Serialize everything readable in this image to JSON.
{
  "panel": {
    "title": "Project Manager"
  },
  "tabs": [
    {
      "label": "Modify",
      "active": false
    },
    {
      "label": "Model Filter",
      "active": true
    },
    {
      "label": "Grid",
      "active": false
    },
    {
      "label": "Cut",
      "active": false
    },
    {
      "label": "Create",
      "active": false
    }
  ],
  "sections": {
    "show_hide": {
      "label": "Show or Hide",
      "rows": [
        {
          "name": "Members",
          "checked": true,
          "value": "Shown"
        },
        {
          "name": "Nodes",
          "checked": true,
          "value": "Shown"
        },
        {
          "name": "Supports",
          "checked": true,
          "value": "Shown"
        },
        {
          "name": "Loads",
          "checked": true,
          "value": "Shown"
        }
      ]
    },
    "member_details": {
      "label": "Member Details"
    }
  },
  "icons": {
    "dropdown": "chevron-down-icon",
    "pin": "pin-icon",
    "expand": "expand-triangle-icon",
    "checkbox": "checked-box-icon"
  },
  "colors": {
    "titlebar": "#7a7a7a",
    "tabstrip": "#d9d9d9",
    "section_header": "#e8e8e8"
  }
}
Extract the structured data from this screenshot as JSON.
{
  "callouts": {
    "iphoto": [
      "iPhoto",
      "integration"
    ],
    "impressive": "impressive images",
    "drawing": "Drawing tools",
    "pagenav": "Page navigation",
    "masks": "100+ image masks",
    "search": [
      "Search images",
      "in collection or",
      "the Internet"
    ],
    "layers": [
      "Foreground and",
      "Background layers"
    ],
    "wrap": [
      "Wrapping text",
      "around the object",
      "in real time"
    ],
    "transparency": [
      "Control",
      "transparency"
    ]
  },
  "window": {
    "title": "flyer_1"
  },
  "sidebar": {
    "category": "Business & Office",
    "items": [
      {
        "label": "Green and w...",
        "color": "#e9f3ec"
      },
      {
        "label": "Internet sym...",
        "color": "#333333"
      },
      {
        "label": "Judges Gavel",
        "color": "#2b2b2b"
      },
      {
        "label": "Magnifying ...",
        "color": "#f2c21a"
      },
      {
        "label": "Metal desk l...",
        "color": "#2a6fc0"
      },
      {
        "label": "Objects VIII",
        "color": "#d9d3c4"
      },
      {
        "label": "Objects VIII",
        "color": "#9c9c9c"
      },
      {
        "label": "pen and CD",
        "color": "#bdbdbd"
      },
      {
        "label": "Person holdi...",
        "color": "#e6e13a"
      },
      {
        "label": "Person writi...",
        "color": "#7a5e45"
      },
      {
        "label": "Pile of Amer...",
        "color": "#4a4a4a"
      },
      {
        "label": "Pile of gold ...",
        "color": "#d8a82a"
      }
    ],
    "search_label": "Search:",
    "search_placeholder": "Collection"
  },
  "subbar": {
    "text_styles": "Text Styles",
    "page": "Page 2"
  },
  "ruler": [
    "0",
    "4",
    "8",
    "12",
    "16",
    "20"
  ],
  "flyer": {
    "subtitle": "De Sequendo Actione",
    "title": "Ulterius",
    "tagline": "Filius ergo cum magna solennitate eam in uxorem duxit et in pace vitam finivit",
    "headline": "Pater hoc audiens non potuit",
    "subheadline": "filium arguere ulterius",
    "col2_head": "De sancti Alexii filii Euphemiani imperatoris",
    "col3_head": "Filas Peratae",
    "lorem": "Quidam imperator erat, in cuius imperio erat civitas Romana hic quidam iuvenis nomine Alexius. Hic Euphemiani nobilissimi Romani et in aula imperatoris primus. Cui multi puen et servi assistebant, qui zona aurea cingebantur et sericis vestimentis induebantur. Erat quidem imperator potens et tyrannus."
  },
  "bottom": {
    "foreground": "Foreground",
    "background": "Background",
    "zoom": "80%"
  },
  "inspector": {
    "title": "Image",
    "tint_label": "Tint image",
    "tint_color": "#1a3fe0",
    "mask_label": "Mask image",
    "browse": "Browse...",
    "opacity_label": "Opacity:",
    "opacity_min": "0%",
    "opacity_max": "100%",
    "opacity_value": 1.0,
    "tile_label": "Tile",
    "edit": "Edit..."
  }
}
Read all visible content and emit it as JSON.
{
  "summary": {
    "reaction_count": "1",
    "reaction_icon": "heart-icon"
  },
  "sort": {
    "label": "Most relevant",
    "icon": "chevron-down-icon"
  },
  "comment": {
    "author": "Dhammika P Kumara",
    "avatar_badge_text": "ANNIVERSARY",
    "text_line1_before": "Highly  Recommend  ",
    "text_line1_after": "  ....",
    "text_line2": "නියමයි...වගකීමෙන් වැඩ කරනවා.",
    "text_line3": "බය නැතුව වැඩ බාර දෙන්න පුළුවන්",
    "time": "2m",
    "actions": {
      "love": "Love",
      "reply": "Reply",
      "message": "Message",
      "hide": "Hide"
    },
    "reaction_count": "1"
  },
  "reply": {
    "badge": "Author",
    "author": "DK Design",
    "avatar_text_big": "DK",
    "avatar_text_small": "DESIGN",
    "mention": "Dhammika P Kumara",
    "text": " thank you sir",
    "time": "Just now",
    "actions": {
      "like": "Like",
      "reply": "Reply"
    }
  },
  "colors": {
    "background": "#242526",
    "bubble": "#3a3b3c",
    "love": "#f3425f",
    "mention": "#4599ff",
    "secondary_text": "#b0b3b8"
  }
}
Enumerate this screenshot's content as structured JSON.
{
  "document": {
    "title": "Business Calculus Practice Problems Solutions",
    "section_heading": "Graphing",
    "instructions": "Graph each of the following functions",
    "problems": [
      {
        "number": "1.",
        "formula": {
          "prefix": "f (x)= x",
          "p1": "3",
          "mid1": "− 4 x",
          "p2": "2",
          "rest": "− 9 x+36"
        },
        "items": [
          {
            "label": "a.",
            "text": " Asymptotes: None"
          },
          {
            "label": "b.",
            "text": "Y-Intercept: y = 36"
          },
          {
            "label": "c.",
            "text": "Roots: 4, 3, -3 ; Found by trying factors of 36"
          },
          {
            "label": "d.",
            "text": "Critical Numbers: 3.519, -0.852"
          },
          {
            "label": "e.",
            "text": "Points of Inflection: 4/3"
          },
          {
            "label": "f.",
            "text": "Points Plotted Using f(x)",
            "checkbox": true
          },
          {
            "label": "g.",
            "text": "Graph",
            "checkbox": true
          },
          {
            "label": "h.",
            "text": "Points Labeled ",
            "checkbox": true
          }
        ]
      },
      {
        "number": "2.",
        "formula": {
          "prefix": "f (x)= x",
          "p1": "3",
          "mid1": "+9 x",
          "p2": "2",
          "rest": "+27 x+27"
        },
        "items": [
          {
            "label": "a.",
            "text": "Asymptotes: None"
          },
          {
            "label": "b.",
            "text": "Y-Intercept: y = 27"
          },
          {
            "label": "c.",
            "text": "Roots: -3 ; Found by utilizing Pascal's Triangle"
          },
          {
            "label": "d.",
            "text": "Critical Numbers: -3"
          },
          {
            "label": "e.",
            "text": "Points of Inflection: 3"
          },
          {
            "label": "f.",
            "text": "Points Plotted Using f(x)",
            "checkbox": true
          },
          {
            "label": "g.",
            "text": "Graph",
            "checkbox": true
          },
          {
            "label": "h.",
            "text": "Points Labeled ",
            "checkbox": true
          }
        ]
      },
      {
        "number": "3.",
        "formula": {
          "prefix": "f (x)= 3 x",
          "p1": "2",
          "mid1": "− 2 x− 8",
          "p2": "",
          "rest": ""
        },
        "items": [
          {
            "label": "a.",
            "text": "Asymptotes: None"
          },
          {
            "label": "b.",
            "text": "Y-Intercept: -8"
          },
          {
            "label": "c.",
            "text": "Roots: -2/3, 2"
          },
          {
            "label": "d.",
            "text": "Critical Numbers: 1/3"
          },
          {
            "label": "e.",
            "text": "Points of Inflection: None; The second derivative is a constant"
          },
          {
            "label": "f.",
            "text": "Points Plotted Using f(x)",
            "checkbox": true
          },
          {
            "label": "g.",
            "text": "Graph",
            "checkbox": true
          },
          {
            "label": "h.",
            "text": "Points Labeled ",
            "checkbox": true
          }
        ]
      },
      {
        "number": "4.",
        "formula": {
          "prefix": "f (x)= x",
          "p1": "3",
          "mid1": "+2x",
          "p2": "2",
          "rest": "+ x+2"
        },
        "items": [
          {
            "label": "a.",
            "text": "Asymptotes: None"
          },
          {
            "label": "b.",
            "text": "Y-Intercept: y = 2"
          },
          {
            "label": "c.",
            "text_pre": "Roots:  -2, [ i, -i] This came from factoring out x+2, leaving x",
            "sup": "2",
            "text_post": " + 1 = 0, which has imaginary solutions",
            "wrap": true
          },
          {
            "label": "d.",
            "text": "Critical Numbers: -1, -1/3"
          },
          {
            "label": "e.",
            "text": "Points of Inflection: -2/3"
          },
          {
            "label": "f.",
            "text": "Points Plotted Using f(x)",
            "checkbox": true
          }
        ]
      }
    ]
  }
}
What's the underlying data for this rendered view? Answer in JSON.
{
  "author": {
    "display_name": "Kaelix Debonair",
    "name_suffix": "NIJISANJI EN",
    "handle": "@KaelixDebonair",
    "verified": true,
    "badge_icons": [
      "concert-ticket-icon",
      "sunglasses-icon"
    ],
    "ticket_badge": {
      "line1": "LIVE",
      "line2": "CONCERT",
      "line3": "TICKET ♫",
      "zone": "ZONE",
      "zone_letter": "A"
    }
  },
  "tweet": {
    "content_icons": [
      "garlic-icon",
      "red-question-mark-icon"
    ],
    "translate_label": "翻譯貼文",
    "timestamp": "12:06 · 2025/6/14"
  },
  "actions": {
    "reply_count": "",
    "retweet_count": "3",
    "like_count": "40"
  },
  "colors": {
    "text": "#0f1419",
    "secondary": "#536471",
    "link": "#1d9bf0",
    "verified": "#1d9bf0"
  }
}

» **THE TASK**:
Determine how many lines above contain "images" as a word or string. Give the number alone.

» **SOLUTION**:
2